**Problem to solve**
Each line of the material must be returned exactly.

**Excerpted data**

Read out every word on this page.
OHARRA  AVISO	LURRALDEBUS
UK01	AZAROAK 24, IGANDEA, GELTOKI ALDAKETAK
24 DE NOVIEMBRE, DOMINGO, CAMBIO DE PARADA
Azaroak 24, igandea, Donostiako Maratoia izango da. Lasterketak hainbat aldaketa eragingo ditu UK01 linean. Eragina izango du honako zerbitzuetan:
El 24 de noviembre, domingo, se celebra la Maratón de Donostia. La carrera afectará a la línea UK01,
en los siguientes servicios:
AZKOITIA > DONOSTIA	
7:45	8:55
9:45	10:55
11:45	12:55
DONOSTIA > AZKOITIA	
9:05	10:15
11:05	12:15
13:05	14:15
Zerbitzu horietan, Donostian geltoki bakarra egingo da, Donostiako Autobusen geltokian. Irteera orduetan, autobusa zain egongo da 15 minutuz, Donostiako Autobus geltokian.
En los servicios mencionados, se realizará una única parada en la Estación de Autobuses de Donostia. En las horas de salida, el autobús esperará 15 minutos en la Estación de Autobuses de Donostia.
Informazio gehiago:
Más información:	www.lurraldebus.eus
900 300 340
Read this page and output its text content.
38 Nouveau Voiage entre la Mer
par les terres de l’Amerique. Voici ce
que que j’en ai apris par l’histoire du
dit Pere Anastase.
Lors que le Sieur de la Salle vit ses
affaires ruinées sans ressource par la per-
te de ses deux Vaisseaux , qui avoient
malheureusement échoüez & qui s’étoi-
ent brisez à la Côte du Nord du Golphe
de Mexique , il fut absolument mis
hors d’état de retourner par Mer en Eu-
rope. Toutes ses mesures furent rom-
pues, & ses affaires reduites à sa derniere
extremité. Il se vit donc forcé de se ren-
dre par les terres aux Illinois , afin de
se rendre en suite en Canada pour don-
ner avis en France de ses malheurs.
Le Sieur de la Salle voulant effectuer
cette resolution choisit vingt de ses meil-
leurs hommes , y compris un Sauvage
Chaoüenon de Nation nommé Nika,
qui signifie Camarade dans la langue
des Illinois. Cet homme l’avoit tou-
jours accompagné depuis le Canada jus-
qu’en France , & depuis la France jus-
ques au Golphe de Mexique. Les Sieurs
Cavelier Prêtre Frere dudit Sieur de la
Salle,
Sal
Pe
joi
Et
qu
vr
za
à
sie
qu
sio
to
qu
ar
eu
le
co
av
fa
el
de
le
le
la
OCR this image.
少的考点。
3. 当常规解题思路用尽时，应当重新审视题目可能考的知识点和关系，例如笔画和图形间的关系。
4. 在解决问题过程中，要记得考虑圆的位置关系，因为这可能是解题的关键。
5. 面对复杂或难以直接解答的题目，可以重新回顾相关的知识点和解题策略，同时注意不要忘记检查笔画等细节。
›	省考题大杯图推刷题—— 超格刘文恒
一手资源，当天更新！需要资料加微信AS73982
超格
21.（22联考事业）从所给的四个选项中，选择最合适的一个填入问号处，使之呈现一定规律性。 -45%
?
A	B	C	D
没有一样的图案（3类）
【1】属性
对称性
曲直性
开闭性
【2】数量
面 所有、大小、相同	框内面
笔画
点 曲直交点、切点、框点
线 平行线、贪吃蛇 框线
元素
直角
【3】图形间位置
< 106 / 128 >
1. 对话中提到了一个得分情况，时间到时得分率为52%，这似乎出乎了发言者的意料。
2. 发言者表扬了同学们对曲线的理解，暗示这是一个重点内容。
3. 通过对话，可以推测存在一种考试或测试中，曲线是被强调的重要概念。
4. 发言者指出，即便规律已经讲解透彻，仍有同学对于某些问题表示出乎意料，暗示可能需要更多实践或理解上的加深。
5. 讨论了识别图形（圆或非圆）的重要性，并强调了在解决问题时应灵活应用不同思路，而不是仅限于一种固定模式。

**Task solution**
Read out every word on this page.
OHARRA  AVISO	LURRALDEBUS
UK01	AZAROAK 24, IGANDEA, GELTOKI ALDAKETAK
24 DE NOVIEMBRE, DOMINGO, CAMBIO DE PARADA
Azaroak 24, igandea, Donostiako Maratoia izango da. Lasterketak hainbat aldaketa eragingo ditu UK01 linean. Eragina izango du honako zerbitzuetan:
El 24 de noviembre, domingo, se celebra la Maratón de Donostia. La carrera afectará a la línea UK01,
en los siguientes servicios:
AZKOITIA > DONOSTIA	
7:45	8:55
9:45	10:55
11:45	12:55
DONOSTIA > AZKOITIA	
9:05	10:15
11:05	12:15
13:05	14:15
Zerbitzu horietan, Donostian geltoki bakarra egingo da, Donostiako Autobusen geltokian. Irteera orduetan, autobusa zain egongo da 15 minutuz, Donostiako Autobus geltokian.
En los servicios mencionados, se realizará una única parada en la Estación de Autobuses de Donostia. En las horas de salida, el autobús esperará 15 minutos en la Estación de Autobuses de Donostia.
Informazio gehiago:
Más información:	www.lurraldebus.eus
900 300 340
Read this page and output its text content.
38 Nouveau Voiage entre la Mer
par les terres de l’Amerique. Voici ce
que que j’en ai apris par l’histoire du
dit Pere Anastase.
Lors que le Sieur de la Salle vit ses
affaires ruinées sans ressource par la per-
te de ses deux Vaisseaux , qui avoient
malheureusement échoüez & qui s’étoi-
ent brisez à la Côte du Nord du Golphe
de Mexique , il fut absolument mis
hors d’état de retourner par Mer en Eu-
rope. Toutes ses mesures furent rom-
pues, & ses affaires reduites à sa derniere
extremité. Il se vit donc forcé de se ren-
dre par les terres aux Illinois , afin de
se rendre en suite en Canada pour don-
ner avis en France de ses malheurs.
Le Sieur de la Salle voulant effectuer
cette resolution choisit vingt de ses meil-
leurs hommes , y compris un Sauvage
Chaoüenon de Nation nommé Nika,
qui signifie Camarade dans la langue
des Illinois. Cet homme l’avoit tou-
jours accompagné depuis le Canada jus-
qu’en France , & depuis la France jus-
ques au Golphe de Mexique. Les Sieurs
Cavelier Prêtre Frere dudit Sieur de la
Salle,
Sal
Pe
joi
Et
qu
vr
za
à
sie
qu
sio
to
qu
ar
eu
le
co
av
fa
el
de
le
le
la
OCR this image.
少的考点。
3. 当常规解题思路用尽时，应当重新审视题目可能考的知识点和关系，例如笔画和图形间的关系。
4. 在解决问题过程中，要记得考虑圆的位置关系，因为这可能是解题的关键。
5. 面对复杂或难以直接解答的题目，可以重新回顾相关的知识点和解题策略，同时注意不要忘记检查笔画等细节。
›	省考题大杯图推刷题—— 超格刘文恒
一手资源，当天更新！需要资料加微信AS73982
超格
21.（22联考事业）从所给的四个选项中，选择最合适的一个填入问号处，使之呈现一定规律性。 -45%
?
A	B	C	D
没有一样的图案（3类）
【1】属性
对称性
曲直性
开闭性
【2】数量
面 所有、大小、相同	框内面
笔画
点 曲直交点、切点、框点
线 平行线、贪吃蛇 框线
元素
直角
【3】图形间位置
< 106 / 128 >
1. 对话中提到了一个得分情况，时间到时得分率为52%，这似乎出乎了发言者的意料。
2. 发言者表扬了同学们对曲线的理解，暗示这是一个重点内容。
3. 通过对话，可以推测存在一种考试或测试中，曲线是被强调的重要概念。
4. 发言者指出，即便规律已经讲解透彻，仍有同学对于某些问题表示出乎意料，暗示可能需要更多实践或理解上的加深。
5. 讨论了识别图形（圆或非圆）的重要性，并强调了在解决问题时应灵活应用不同思路，而不是仅限于一种固定模式。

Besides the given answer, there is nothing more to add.